++++ Material for the task

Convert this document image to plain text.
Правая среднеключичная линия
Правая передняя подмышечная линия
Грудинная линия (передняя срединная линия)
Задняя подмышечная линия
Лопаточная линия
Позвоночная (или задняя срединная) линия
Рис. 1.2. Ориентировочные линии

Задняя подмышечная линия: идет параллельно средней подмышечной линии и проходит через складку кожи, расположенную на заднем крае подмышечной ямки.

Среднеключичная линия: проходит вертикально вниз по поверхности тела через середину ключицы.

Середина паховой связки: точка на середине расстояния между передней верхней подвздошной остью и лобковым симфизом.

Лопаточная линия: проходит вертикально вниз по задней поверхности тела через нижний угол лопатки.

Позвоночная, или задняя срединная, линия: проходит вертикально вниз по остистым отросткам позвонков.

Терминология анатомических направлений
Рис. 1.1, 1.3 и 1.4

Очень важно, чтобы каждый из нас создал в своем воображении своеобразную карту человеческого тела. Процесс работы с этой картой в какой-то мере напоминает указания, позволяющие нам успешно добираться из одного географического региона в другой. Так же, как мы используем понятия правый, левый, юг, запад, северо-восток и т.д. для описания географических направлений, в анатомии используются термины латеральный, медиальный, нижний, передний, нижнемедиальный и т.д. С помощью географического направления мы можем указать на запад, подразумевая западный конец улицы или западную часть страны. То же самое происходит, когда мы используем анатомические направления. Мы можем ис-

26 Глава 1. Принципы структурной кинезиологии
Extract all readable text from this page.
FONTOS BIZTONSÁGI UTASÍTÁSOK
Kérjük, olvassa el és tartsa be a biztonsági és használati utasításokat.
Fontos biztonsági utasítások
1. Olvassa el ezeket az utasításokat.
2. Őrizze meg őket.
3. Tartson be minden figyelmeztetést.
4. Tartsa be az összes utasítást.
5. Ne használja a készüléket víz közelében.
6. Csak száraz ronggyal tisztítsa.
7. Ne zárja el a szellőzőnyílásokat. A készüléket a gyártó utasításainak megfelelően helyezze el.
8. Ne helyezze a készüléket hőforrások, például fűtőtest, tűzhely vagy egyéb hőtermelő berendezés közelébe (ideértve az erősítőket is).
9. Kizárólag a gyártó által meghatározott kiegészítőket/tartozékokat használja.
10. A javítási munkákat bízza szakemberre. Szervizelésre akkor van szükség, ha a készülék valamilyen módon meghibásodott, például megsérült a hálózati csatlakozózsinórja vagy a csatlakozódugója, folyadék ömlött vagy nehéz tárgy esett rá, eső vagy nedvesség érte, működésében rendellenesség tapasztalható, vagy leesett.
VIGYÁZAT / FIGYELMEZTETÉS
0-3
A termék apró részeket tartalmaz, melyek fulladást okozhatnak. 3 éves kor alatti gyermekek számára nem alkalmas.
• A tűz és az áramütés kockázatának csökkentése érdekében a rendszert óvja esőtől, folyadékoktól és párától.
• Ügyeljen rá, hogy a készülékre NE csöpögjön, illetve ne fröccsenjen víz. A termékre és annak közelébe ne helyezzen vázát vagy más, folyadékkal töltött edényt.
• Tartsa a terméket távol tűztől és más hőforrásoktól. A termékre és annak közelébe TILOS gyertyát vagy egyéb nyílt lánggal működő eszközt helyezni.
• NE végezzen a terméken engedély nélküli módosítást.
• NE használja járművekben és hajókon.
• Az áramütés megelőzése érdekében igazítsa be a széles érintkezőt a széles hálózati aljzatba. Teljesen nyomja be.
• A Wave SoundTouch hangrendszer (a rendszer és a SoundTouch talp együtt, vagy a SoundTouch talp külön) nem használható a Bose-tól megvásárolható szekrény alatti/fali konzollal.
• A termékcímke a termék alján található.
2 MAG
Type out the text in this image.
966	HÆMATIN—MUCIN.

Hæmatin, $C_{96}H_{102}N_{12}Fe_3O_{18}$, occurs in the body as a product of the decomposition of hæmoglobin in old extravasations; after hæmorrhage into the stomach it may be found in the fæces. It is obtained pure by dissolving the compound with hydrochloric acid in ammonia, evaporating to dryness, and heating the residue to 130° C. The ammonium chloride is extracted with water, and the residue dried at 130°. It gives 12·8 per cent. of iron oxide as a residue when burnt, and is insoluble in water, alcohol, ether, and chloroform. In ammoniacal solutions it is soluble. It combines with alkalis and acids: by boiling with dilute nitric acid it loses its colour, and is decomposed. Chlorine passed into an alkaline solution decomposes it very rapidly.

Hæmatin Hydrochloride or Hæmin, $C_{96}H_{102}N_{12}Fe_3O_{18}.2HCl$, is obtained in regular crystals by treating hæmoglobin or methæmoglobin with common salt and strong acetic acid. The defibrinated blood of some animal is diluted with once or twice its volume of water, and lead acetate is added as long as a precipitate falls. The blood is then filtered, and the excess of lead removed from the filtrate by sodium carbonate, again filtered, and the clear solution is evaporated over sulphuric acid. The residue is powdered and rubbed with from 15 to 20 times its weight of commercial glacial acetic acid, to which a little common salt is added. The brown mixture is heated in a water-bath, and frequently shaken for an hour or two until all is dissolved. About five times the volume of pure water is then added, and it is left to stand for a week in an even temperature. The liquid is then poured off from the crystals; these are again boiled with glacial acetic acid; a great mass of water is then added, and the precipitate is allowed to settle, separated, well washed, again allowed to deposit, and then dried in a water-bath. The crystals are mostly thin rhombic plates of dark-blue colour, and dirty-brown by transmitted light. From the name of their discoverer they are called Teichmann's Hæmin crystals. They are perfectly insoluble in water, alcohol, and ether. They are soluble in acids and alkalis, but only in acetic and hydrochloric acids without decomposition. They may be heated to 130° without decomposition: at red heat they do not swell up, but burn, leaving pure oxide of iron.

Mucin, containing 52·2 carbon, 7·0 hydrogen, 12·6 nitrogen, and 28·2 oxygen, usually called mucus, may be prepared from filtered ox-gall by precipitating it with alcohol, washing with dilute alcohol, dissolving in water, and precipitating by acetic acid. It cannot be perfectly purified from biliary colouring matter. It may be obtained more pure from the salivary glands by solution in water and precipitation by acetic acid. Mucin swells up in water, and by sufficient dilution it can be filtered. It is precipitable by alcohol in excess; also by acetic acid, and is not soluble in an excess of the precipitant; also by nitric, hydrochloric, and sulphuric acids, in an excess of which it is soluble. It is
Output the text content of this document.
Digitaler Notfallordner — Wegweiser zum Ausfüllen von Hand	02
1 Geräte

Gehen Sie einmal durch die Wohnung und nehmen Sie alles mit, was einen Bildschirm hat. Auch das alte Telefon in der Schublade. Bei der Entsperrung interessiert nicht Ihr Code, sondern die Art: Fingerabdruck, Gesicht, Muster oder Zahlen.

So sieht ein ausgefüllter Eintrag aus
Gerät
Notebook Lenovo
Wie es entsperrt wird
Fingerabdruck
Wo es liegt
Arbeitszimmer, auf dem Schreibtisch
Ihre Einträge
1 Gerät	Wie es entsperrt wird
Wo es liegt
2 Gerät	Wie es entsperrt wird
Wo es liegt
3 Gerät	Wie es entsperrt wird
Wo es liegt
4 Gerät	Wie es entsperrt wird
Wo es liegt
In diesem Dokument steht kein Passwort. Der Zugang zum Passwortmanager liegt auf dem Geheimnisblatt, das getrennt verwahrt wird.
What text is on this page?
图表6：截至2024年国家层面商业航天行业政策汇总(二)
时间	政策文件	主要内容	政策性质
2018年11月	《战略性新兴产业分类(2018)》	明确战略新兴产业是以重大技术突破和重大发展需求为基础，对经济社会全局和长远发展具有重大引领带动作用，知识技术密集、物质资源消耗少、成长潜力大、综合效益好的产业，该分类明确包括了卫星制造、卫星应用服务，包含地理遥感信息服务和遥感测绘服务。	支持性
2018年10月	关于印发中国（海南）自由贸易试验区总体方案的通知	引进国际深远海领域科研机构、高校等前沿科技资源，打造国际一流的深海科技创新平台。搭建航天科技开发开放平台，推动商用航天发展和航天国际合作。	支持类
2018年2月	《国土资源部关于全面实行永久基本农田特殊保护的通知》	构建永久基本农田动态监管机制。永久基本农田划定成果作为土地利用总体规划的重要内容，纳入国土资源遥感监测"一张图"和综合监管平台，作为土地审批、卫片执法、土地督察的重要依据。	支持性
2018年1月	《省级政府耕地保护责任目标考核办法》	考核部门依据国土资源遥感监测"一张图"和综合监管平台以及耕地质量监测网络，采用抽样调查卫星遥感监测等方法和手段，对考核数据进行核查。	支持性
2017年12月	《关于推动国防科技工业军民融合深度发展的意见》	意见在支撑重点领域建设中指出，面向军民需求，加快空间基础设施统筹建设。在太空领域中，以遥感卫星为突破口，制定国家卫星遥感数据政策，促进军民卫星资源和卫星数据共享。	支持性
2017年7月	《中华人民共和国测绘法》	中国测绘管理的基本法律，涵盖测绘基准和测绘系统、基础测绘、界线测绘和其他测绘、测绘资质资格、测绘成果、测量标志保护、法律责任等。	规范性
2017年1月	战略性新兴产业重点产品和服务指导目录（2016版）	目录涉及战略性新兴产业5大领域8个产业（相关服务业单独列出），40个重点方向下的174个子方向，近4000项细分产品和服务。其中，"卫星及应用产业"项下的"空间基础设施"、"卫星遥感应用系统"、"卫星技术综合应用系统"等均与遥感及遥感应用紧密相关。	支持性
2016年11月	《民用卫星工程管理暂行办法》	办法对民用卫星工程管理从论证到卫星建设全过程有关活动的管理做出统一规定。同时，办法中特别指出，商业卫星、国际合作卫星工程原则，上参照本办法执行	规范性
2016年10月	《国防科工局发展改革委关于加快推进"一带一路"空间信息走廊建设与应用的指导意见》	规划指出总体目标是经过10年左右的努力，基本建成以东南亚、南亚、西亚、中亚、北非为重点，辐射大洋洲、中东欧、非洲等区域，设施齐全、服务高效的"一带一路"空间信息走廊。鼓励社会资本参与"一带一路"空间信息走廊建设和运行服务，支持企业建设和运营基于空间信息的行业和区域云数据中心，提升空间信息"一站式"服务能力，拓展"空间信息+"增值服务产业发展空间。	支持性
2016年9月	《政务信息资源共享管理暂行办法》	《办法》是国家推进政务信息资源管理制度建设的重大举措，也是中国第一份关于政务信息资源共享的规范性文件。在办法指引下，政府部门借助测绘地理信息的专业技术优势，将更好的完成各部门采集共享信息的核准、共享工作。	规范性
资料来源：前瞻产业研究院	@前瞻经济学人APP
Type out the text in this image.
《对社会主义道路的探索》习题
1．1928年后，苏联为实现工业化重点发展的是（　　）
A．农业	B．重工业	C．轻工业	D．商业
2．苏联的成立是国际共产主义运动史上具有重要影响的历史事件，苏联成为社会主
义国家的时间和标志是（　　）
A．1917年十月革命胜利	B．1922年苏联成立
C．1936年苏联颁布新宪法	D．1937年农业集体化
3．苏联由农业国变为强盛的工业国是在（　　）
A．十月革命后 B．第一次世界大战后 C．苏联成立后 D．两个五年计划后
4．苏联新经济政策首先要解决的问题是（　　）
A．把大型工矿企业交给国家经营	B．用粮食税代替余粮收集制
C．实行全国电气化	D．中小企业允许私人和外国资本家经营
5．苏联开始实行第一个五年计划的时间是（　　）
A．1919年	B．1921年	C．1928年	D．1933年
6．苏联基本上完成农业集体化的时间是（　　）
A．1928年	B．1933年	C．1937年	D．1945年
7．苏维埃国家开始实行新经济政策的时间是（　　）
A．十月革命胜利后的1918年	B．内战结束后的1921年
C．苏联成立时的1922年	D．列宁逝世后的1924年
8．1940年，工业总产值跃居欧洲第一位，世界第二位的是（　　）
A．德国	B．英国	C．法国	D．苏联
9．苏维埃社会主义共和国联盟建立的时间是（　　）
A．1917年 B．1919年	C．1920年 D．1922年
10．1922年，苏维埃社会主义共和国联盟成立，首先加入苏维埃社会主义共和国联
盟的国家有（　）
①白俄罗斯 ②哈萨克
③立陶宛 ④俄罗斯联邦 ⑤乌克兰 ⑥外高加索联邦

++++++++

Show the lines of the records that contain the word "проходит".

### [Answer for this exercise]
Задняя подмышечная линия: идет параллельно средней подмышечной линии и проходит через складку кожи, расположенную на заднем крае подмышечной ямки.
Среднеключичная линия: проходит вертикально вниз по поверхности тела через середину ключицы.
Лопаточная линия: проходит вертикально вниз по задней поверхности тела через нижний угол лопатки.
Позвоночная, или задняя срединная, линия: проходит вертикально вниз по остистым отросткам позвонков.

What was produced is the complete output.